◆ **Direction**
Which rows below contain the string "only"? Show each such row in full.

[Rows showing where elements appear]
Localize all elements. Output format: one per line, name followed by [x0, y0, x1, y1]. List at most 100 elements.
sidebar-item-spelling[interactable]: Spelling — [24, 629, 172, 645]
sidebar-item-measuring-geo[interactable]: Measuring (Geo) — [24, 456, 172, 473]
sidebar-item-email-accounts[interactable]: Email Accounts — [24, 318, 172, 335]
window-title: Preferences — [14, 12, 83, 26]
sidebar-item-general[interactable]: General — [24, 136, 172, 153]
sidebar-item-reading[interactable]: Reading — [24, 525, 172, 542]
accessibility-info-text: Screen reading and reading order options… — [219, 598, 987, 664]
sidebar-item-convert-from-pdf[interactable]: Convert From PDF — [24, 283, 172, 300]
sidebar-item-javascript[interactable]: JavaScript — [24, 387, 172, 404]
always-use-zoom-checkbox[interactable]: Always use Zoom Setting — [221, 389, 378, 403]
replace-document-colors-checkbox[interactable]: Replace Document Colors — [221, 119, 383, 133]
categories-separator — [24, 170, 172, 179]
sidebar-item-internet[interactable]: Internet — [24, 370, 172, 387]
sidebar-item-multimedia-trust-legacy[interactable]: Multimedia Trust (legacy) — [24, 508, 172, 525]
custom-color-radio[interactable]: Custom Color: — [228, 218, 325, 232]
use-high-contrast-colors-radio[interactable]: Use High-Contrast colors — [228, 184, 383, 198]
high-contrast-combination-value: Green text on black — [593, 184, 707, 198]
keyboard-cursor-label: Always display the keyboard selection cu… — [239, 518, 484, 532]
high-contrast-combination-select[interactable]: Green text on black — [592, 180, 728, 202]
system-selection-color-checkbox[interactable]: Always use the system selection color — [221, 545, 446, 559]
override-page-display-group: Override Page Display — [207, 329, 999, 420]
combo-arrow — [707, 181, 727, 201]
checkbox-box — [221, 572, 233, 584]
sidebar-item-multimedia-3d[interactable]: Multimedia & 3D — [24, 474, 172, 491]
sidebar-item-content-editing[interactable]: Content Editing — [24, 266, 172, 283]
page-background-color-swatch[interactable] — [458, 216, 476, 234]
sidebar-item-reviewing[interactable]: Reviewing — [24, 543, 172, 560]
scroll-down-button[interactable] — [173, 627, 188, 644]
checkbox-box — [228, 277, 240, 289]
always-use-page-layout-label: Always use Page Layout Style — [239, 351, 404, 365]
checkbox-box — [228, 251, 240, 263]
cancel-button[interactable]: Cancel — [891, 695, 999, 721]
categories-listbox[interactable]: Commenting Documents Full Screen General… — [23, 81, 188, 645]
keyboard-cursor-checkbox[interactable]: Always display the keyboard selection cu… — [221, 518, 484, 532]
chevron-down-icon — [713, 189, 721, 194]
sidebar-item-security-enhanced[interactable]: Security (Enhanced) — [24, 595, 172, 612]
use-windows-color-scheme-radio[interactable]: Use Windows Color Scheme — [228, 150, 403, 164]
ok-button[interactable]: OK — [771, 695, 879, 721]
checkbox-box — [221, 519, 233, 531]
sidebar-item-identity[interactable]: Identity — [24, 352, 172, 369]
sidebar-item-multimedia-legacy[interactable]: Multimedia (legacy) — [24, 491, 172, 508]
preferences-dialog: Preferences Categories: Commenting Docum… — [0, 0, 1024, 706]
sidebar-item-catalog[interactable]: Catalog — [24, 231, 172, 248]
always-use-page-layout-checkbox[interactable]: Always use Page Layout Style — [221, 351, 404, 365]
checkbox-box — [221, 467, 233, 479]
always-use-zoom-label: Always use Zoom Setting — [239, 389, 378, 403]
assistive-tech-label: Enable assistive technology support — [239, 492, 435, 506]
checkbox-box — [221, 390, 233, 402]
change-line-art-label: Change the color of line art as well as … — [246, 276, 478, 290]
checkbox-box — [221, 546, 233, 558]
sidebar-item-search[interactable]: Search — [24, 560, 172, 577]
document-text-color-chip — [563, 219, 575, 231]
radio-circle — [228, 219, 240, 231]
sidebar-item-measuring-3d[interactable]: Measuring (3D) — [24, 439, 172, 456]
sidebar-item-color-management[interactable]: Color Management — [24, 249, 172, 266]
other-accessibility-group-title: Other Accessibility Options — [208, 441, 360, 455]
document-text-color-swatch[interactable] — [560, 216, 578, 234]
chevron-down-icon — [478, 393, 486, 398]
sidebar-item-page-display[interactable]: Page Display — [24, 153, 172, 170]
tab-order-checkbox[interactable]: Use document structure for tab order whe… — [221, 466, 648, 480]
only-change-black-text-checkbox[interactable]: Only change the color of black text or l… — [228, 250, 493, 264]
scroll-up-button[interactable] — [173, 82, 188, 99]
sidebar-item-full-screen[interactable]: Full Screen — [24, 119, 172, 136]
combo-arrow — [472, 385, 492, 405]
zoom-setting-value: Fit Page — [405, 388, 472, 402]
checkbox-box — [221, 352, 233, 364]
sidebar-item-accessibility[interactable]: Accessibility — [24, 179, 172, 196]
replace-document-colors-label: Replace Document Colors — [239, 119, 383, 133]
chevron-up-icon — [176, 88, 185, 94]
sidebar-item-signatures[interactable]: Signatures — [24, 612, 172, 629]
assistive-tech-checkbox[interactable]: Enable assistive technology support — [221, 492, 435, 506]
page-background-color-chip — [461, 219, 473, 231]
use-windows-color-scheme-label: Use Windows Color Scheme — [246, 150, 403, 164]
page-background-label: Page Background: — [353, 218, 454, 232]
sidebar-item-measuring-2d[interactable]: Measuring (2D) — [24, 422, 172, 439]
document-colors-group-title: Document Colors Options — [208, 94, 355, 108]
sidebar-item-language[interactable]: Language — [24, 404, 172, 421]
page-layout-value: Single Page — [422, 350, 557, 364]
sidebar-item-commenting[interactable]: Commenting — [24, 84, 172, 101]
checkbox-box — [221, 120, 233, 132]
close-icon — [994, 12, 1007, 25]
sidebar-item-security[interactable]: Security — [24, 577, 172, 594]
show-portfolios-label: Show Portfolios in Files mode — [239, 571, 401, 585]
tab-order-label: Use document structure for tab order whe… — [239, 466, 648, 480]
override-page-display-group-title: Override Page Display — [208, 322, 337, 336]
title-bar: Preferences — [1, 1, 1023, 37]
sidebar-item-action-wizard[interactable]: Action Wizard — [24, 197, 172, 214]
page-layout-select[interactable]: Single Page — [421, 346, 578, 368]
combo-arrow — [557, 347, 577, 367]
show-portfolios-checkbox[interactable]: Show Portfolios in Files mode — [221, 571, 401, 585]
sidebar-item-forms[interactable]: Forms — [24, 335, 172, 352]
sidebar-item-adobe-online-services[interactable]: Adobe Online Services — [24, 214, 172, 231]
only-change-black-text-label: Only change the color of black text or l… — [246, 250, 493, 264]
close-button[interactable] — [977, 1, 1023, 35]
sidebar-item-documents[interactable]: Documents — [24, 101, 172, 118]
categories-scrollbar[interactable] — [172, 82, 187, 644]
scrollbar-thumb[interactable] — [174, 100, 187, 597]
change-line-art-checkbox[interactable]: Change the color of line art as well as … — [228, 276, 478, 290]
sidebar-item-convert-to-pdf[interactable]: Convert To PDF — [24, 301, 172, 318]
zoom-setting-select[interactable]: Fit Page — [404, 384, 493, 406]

◆ **Task result**
only-change-black-text-checkbox[interactable]: Only change the color of black text or l… — [228, 250, 493, 264]
only-change-black-text-label: Only change the color of black text or l… — [246, 250, 493, 264]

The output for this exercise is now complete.